TASK INSTRUCTIONS -> Transcribe the records that follow in their entirety, omitting any pictures.

— start of STORED DATA —

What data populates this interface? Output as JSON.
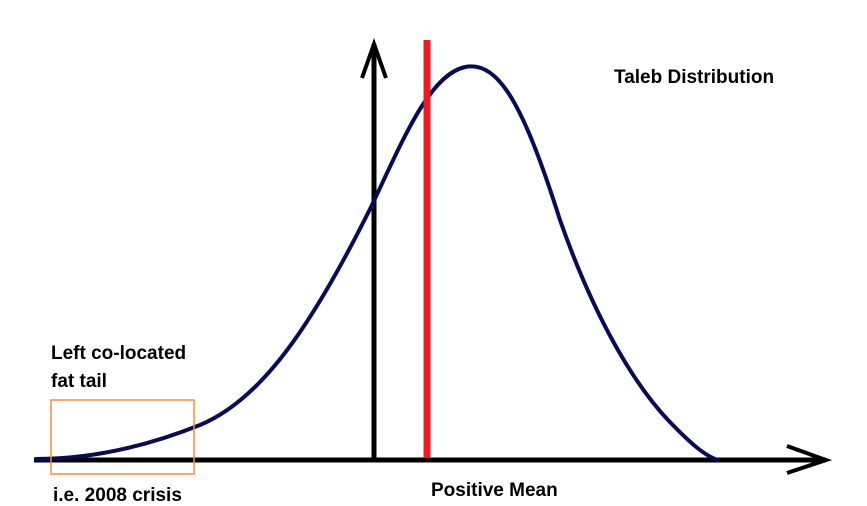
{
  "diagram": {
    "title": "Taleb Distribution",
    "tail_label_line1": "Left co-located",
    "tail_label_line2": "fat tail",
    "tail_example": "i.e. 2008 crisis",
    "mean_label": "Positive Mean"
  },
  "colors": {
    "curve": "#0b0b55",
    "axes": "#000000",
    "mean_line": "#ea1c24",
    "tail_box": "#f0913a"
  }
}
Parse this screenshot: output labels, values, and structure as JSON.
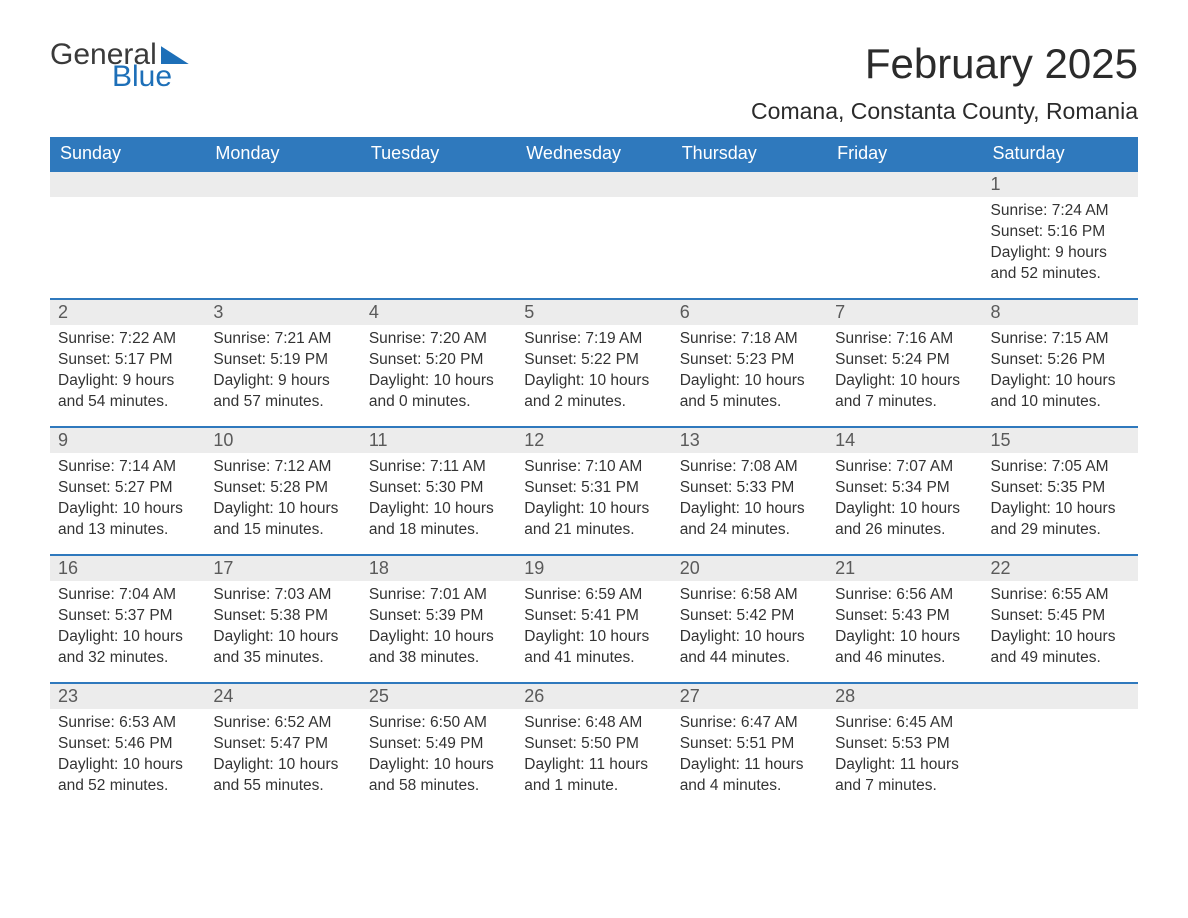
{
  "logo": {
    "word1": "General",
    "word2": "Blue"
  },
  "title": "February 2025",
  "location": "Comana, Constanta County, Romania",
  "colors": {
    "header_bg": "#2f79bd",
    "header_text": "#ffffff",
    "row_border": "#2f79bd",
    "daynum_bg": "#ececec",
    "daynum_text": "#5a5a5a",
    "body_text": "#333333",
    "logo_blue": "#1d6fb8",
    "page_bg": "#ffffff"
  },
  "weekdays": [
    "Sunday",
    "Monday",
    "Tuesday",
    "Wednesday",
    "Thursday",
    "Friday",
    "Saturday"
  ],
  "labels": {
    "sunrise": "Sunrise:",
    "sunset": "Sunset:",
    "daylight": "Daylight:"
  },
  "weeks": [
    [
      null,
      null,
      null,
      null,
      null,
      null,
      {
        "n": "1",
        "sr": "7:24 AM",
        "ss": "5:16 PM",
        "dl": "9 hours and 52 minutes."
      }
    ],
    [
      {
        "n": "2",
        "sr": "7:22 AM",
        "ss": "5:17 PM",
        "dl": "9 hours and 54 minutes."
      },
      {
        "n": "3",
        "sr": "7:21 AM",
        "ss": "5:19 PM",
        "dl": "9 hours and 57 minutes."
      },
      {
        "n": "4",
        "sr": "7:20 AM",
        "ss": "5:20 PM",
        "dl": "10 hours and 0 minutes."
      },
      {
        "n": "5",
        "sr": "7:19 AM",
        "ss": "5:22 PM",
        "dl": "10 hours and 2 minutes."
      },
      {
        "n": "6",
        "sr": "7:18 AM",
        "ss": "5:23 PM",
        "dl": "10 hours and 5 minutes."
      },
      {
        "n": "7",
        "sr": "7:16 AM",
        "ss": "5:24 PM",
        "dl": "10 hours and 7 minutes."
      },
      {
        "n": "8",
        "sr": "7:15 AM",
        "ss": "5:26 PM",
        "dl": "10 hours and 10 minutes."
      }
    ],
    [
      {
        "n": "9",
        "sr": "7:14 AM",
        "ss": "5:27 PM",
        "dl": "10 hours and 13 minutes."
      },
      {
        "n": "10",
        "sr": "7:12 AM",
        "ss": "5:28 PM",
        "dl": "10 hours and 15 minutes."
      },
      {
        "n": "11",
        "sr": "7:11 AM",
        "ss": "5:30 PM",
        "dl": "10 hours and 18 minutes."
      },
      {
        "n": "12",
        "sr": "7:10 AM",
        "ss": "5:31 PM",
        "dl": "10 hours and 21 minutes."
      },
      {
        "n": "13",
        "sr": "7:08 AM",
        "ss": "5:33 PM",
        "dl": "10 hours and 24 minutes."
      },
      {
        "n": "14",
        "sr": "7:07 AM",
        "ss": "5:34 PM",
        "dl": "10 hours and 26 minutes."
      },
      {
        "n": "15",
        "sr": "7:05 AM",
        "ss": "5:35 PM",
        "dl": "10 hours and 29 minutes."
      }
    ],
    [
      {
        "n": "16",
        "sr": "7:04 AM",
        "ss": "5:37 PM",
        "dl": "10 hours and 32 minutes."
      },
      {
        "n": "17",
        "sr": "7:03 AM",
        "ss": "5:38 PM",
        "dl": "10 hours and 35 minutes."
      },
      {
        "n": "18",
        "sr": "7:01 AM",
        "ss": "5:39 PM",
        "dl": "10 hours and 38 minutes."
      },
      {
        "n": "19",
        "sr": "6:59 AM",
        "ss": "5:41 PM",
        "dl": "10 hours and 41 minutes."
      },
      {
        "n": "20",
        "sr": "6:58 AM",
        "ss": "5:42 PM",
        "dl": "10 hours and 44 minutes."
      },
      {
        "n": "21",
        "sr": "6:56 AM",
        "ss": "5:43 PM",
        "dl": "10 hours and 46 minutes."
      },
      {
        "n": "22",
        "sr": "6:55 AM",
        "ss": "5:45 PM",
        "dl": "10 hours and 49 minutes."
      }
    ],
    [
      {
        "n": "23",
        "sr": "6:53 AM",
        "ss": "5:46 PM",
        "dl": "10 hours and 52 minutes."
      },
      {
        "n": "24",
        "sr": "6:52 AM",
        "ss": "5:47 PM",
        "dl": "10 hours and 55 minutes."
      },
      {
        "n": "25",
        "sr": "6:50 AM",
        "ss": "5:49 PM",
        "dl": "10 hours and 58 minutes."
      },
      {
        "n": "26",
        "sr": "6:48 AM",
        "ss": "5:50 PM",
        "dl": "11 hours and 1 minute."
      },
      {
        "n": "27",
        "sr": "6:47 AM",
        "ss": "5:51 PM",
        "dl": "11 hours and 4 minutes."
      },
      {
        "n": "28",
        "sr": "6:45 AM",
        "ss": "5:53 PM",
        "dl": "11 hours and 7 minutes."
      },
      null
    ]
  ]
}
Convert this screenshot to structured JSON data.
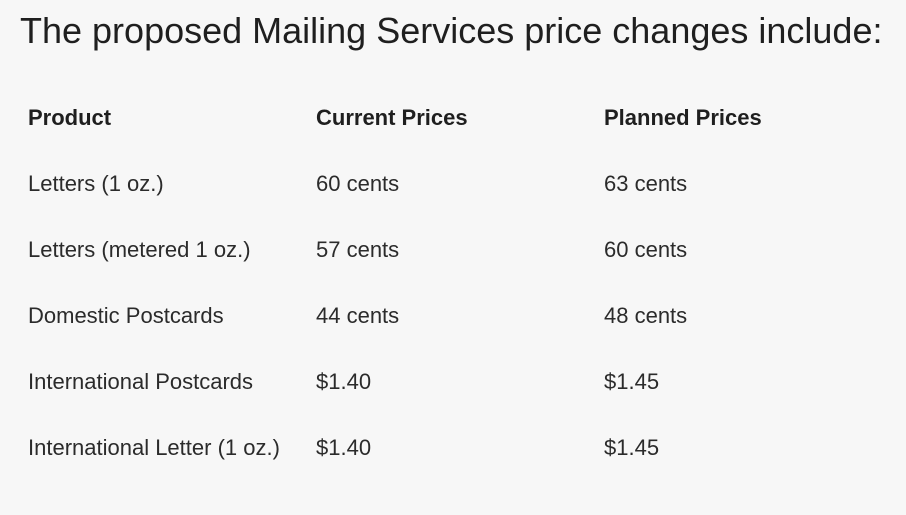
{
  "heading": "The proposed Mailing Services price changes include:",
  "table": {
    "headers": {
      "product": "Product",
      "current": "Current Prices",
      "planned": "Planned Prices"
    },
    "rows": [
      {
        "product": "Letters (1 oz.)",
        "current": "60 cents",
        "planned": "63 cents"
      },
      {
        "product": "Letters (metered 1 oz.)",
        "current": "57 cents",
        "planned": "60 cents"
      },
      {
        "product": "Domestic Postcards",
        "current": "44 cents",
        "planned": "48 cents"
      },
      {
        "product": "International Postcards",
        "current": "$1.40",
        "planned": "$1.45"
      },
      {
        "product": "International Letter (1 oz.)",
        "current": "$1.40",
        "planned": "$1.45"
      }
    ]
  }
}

— end of STORED DATA —

RESPONSE BELOW ->
What data populates this interface? Output as JSON.
{
  "diagram": {
    "title": "Taleb Distribution",
    "tail_label_line1": "Left co-located",
    "tail_label_line2": "fat tail",
    "tail_example": "i.e. 2008 crisis",
    "mean_label": "Positive Mean"
  },
  "colors": {
    "curve": "#0b0b55",
    "axes": "#000000",
    "mean_line": "#ea1c24",
    "tail_box": "#f0913a"
  }
}
Parse this screenshot: output labels, values, and structure as JSON.
{
  "logo": {
    "word1": "General",
    "word2": "Blue"
  },
  "title": "February 2025",
  "location": "Comana, Constanta County, Romania",
  "colors": {
    "header_bg": "#2f79bd",
    "header_text": "#ffffff",
    "row_border": "#2f79bd",
    "daynum_bg": "#ececec",
    "daynum_text": "#5a5a5a",
    "body_text": "#333333",
    "logo_blue": "#1d6fb8",
    "page_bg": "#ffffff"
  },
  "weekdays": [
    "Sunday",
    "Monday",
    "Tuesday",
    "Wednesday",
    "Thursday",
    "Friday",
    "Saturday"
  ],
  "labels": {
    "sunrise": "Sunrise:",
    "sunset": "Sunset:",
    "daylight": "Daylight:"
  },
  "weeks": [
    [
      null,
      null,
      null,
      null,
      null,
      null,
      {
        "n": "1",
        "sr": "7:24 AM",
        "ss": "5:16 PM",
        "dl": "9 hours and 52 minutes."
      }
    ],
    [
      {
        "n": "2",
        "sr": "7:22 AM",
        "ss": "5:17 PM",
        "dl": "9 hours and 54 minutes."
      },
      {
        "n": "3",
        "sr": "7:21 AM",
        "ss": "5:19 PM",
        "dl": "9 hours and 57 minutes."
      },
      {
        "n": "4",
        "sr": "7:20 AM",
        "ss": "5:20 PM",
        "dl": "10 hours and 0 minutes."
      },
      {
        "n": "5",
        "sr": "7:19 AM",
        "ss": "5:22 PM",
        "dl": "10 hours and 2 minutes."
      },
      {
        "n": "6",
        "sr": "7:18 AM",
        "ss": "5:23 PM",
        "dl": "10 hours and 5 minutes."
      },
      {
        "n": "7",
        "sr": "7:16 AM",
        "ss": "5:24 PM",
        "dl": "10 hours and 7 minutes."
      },
      {
        "n": "8",
        "sr": "7:15 AM",
        "ss": "5:26 PM",
        "dl": "10 hours and 10 minutes."
      }
    ],
    [
      {
        "n": "9",
        "sr": "7:14 AM",
        "ss": "5:27 PM",
        "dl": "10 hours and 13 minutes."
      },
      {
        "n": "10",
        "sr": "7:12 AM",
        "ss": "5:28 PM",
        "dl": "10 hours and 15 minutes."
      },
      {
        "n": "11",
        "sr": "7:11 AM",
        "ss": "5:30 PM",
        "dl": "10 hours and 18 minutes."
      },
      {
        "n": "12",
        "sr": "7:10 AM",
        "ss": "5:31 PM",
        "dl": "10 hours and 21 minutes."
      },
      {
        "n": "13",
        "sr": "7:08 AM",
        "ss": "5:33 PM",
        "dl": "10 hours and 24 minutes."
      },
      {
        "n": "14",
        "sr": "7:07 AM",
        "ss": "5:34 PM",
        "dl": "10 hours and 26 minutes."
      },
      {
        "n": "15",
        "sr": "7:05 AM",
        "ss": "5:35 PM",
        "dl": "10 hours and 29 minutes."
      }
    ],
    [
      {
        "n": "16",
        "sr": "7:04 AM",
        "ss": "5:37 PM",
        "dl": "10 hours and 32 minutes."
      },
      {
        "n": "17",
        "sr": "7:03 AM",
        "ss": "5:38 PM",
        "dl": "10 hours and 35 minutes."
      },
      {
        "n": "18",
        "sr": "7:01 AM",
        "ss": "5:39 PM",
        "dl": "10 hours and 38 minutes."
      },
      {
        "n": "19",
        "sr": "6:59 AM",
        "ss": "5:41 PM",
        "dl": "10 hours and 41 minutes."
      },
      {
        "n": "20",
        "sr": "6:58 AM",
        "ss": "5:42 PM",
        "dl": "10 hours and 44 minutes."
      },
      {
        "n": "21",
        "sr": "6:56 AM",
        "ss": "5:43 PM",
        "dl": "10 hours and 46 minutes."
      },
      {
        "n": "22",
        "sr": "6:55 AM",
        "ss": "5:45 PM",
        "dl": "10 hours and 49 minutes."
      }
    ],
    [
      {
        "n": "23",
        "sr": "6:53 AM",
        "ss": "5:46 PM",
        "dl": "10 hours and 52 minutes."
      },
      {
        "n": "24",
        "sr": "6:52 AM",
        "ss": "5:47 PM",
        "dl": "10 hours and 55 minutes."
      },
      {
        "n": "25",
        "sr": "6:50 AM",
        "ss": "5:49 PM",
        "dl": "10 hours and 58 minutes."
      },
      {
        "n": "26",
        "sr": "6:48 AM",
        "ss": "5:50 PM",
        "dl": "11 hours and 1 minute."
      },
      {
        "n": "27",
        "sr": "6:47 AM",
        "ss": "5:51 PM",
        "dl": "11 hours and 4 minutes."
      },
      {
        "n": "28",
        "sr": "6:45 AM",
        "ss": "5:53 PM",
        "dl": "11 hours and 7 minutes."
      },
      null
    ]
  ]
}
Convert this screenshot to structured JSON data.
{
  "heading": "The proposed Mailing Services price changes include:",
  "table": {
    "headers": {
      "product": "Product",
      "current": "Current Prices",
      "planned": "Planned Prices"
    },
    "rows": [
      {
        "product": "Letters (1 oz.)",
        "current": "60 cents",
        "planned": "63 cents"
      },
      {
        "product": "Letters (metered 1 oz.)",
        "current": "57 cents",
        "planned": "60 cents"
      },
      {
        "product": "Domestic Postcards",
        "current": "44 cents",
        "planned": "48 cents"
      },
      {
        "product": "International Postcards",
        "current": "$1.40",
        "planned": "$1.45"
      },
      {
        "product": "International Letter (1 oz.)",
        "current": "$1.40",
        "planned": "$1.45"
      }
    ]
  }
}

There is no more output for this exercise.